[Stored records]
>>>>
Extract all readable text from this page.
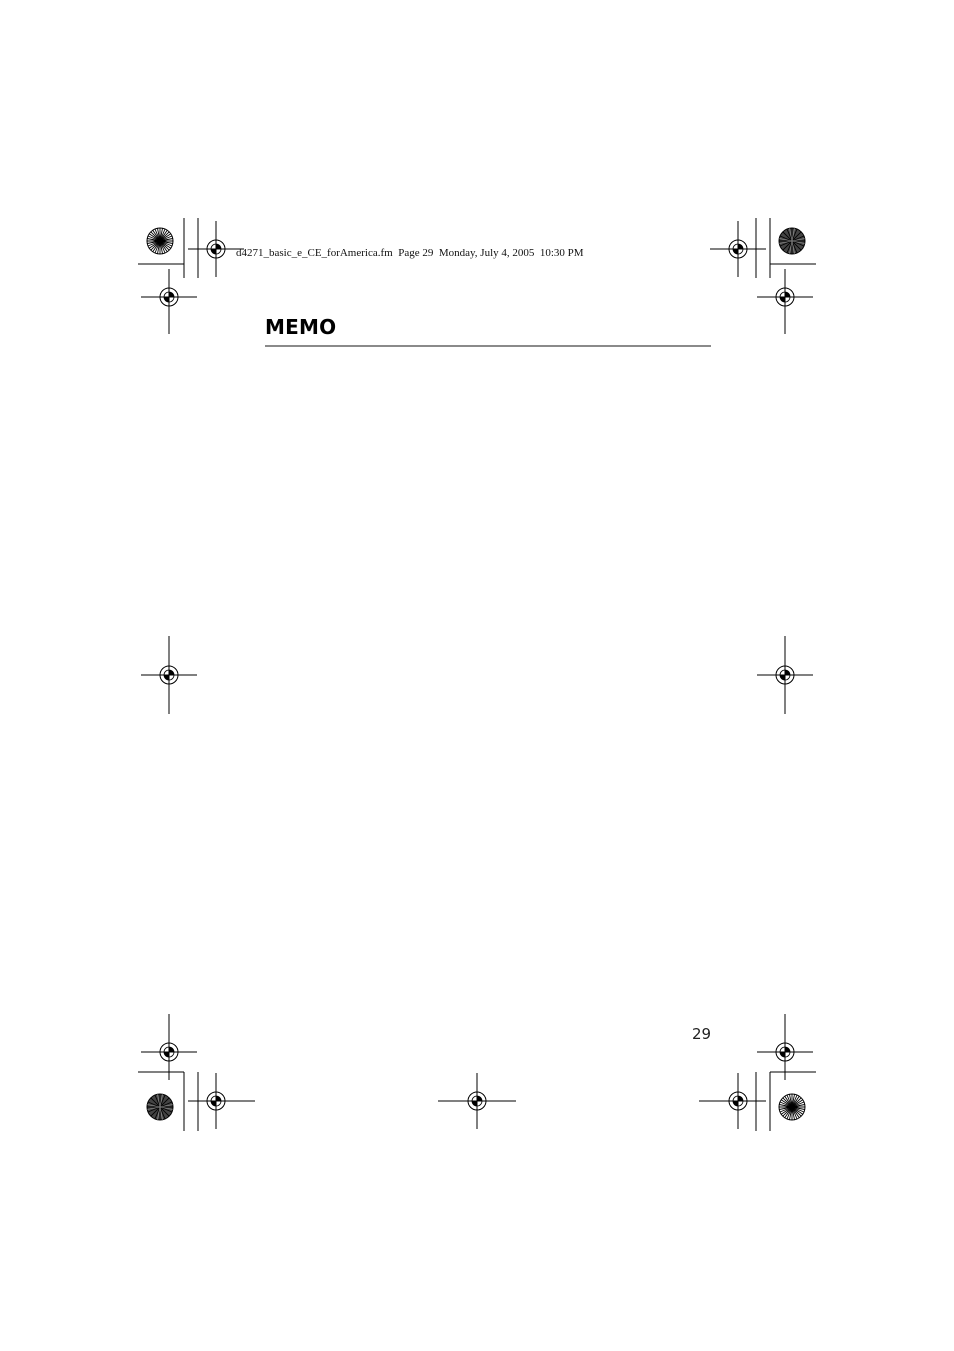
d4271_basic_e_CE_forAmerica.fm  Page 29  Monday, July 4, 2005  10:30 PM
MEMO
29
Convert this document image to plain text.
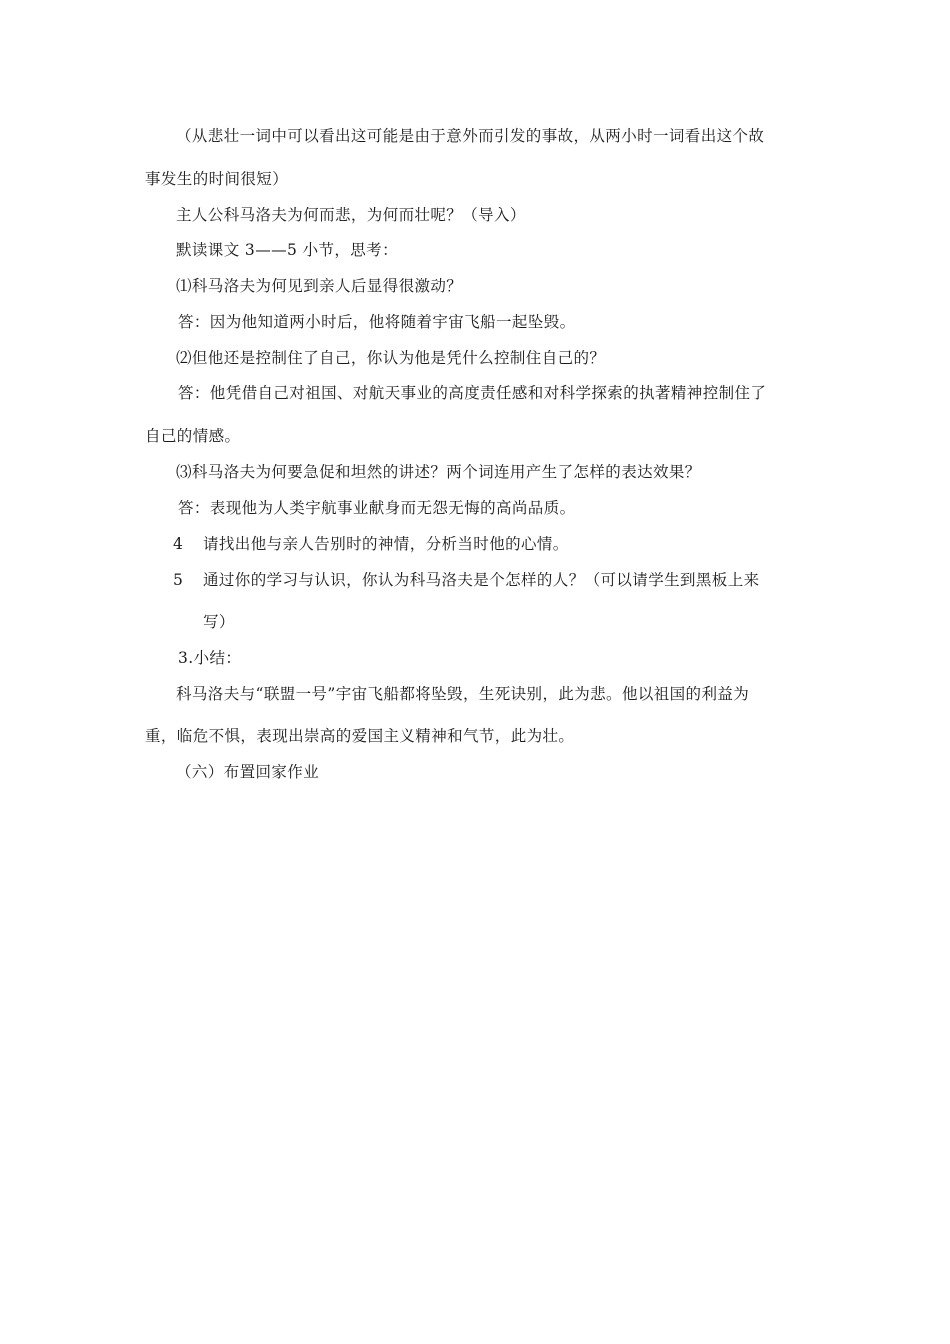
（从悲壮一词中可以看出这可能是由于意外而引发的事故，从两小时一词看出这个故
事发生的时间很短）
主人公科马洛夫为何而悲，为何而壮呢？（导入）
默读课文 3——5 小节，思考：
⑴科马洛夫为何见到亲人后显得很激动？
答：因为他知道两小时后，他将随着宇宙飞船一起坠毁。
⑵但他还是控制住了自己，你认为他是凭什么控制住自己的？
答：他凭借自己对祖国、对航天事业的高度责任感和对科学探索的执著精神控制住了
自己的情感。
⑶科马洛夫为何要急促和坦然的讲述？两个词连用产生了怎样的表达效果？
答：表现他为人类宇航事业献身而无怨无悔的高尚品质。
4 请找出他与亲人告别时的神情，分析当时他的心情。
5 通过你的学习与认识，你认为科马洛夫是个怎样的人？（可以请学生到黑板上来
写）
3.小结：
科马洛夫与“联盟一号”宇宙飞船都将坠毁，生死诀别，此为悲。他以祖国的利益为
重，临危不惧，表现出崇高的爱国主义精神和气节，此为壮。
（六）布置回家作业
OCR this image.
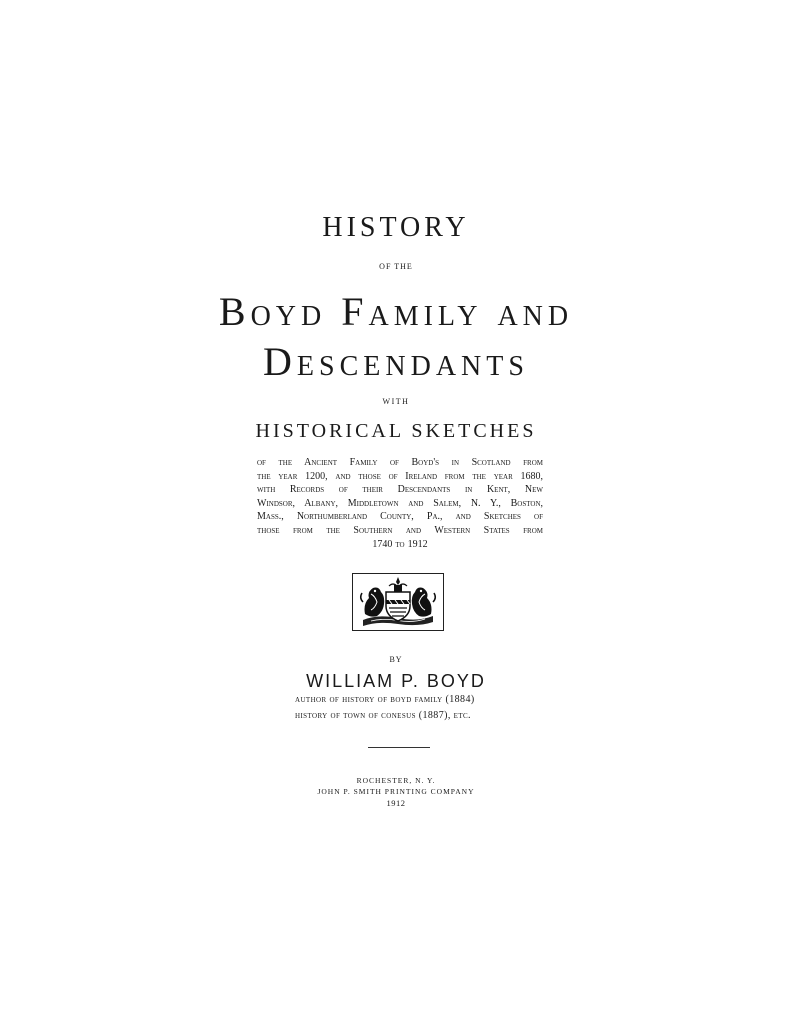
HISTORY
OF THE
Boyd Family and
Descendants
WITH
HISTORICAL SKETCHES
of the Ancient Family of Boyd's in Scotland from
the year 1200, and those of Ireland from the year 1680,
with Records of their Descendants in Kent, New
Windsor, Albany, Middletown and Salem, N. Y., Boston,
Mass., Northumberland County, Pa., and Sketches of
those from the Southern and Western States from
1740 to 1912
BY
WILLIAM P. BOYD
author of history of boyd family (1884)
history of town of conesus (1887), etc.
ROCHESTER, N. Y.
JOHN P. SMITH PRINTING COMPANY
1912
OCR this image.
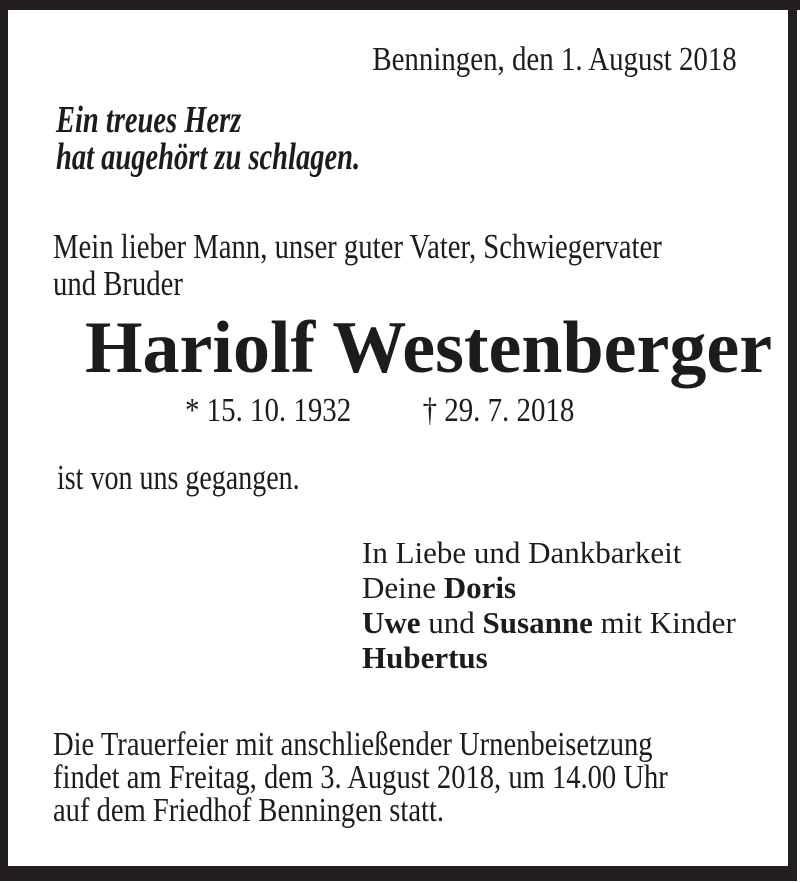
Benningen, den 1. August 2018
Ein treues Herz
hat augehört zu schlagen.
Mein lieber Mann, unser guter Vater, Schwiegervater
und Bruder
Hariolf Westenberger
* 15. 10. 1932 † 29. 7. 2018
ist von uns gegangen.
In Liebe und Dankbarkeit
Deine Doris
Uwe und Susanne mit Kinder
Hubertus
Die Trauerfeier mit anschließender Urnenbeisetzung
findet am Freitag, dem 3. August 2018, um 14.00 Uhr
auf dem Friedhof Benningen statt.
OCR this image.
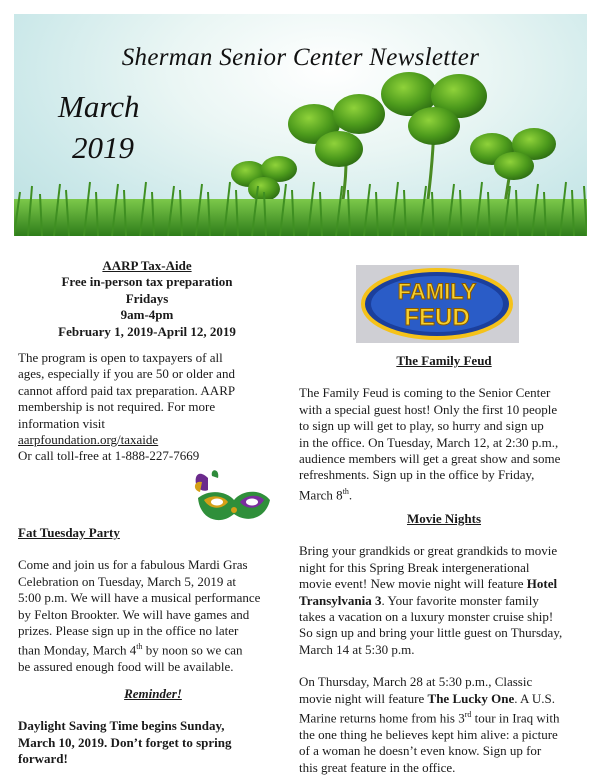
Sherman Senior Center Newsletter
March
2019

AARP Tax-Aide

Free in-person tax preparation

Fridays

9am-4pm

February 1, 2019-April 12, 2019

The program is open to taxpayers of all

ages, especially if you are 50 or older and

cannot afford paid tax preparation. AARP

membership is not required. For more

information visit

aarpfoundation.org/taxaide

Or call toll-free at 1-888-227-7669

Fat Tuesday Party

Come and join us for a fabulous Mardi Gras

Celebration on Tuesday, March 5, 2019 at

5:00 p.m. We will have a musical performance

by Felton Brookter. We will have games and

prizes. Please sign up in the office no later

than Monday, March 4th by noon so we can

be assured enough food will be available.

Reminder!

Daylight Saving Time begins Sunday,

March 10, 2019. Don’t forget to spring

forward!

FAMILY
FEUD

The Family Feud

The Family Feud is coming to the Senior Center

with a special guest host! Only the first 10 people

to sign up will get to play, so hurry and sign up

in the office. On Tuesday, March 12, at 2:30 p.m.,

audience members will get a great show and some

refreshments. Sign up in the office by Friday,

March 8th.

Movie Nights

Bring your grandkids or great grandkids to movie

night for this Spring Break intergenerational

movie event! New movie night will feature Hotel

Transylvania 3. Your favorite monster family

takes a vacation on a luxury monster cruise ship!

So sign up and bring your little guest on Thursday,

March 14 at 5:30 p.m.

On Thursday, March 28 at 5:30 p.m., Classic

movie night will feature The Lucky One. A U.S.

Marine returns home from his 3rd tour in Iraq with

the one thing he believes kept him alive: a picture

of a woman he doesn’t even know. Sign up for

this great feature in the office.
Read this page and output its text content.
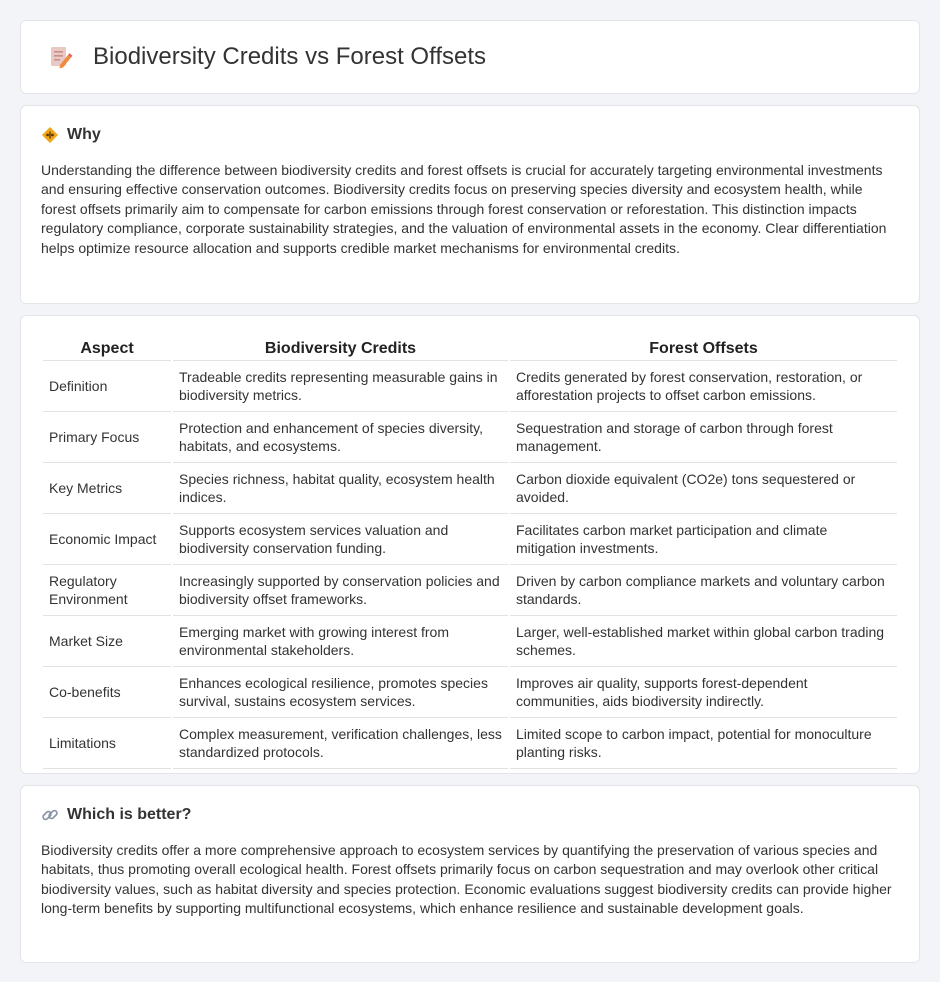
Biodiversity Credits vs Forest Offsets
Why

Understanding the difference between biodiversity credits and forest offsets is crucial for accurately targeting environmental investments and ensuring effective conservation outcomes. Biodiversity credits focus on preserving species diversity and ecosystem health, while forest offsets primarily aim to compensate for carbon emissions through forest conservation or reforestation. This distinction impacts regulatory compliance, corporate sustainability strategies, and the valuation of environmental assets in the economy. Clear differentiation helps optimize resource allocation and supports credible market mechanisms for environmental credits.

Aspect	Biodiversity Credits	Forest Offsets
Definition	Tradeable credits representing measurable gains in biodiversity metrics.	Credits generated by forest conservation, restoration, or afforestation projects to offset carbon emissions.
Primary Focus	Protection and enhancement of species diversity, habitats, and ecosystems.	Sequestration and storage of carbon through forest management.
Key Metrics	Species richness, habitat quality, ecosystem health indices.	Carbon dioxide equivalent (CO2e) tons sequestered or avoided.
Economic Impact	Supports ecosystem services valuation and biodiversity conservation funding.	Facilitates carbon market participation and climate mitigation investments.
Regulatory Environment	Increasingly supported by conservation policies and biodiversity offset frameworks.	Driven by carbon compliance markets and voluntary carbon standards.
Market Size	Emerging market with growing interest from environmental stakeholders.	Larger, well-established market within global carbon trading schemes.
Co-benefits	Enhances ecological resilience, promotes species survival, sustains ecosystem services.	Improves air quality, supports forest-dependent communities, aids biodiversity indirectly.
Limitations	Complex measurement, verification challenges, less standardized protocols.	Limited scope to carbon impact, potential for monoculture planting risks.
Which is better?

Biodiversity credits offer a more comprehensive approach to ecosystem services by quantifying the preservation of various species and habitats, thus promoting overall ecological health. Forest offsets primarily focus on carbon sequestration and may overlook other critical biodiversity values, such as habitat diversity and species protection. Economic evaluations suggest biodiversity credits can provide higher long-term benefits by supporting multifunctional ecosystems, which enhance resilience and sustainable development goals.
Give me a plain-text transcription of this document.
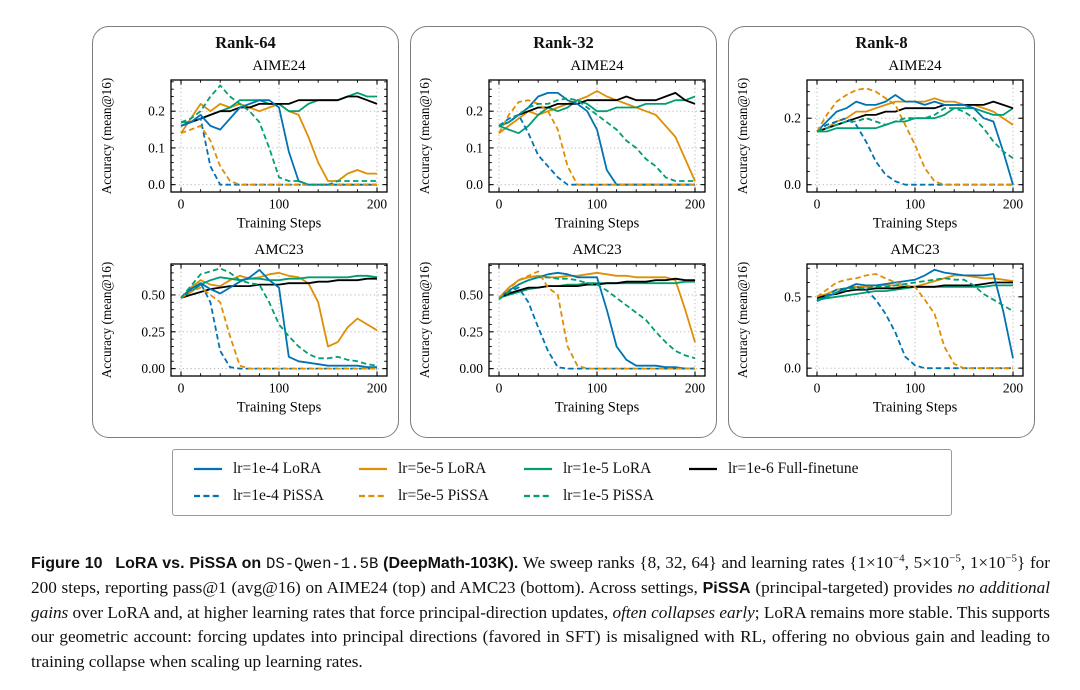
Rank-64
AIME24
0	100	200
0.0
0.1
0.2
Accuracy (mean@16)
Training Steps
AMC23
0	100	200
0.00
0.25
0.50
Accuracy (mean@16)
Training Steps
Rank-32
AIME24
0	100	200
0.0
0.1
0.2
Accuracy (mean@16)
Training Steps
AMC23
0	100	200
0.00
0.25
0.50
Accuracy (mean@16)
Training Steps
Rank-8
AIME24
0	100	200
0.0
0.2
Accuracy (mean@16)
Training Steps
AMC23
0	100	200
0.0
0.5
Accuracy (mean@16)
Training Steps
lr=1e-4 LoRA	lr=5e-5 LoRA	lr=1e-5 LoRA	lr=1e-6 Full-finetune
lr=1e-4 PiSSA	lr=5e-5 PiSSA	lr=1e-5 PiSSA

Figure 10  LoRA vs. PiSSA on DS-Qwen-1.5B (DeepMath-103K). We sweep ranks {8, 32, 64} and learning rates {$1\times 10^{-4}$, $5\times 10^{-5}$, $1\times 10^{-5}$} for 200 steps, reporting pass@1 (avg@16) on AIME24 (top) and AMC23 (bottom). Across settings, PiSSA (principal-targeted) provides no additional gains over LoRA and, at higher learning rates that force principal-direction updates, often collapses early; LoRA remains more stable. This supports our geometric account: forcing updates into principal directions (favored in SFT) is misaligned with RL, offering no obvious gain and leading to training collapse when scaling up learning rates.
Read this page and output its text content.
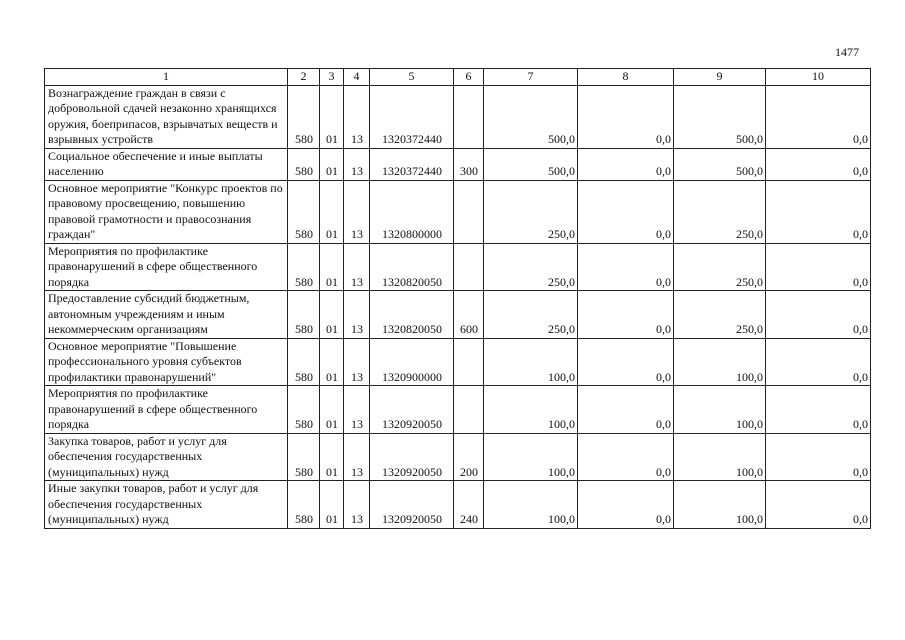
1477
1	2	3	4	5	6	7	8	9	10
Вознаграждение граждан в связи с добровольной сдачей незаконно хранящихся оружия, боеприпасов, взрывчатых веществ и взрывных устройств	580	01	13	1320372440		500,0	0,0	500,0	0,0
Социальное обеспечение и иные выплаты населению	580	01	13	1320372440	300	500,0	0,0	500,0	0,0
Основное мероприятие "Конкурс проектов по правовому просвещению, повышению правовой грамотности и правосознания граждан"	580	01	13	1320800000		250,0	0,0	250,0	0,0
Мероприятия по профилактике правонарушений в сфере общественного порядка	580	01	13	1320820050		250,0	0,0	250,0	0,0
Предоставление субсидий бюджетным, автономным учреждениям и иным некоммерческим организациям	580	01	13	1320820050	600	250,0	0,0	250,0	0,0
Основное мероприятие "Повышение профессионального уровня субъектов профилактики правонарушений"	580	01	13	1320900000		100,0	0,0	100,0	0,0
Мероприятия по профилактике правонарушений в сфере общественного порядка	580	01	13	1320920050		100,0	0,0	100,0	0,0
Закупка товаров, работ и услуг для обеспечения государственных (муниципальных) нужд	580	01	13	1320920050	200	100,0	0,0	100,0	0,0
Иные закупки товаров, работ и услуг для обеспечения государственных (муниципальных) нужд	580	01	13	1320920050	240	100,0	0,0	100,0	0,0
<<<<
Identify each line of the material where the word "Мероприятия" shows up, and copy it.

Мероприятия по профилактике правонарушений в сфере общественного порядка	580	01	13	1320820050		250,0	0,0	250,0	0,0
Мероприятия по профилактике правонарушений в сфере общественного порядка	580	01	13	1320920050		100,0	0,0	100,0	0,0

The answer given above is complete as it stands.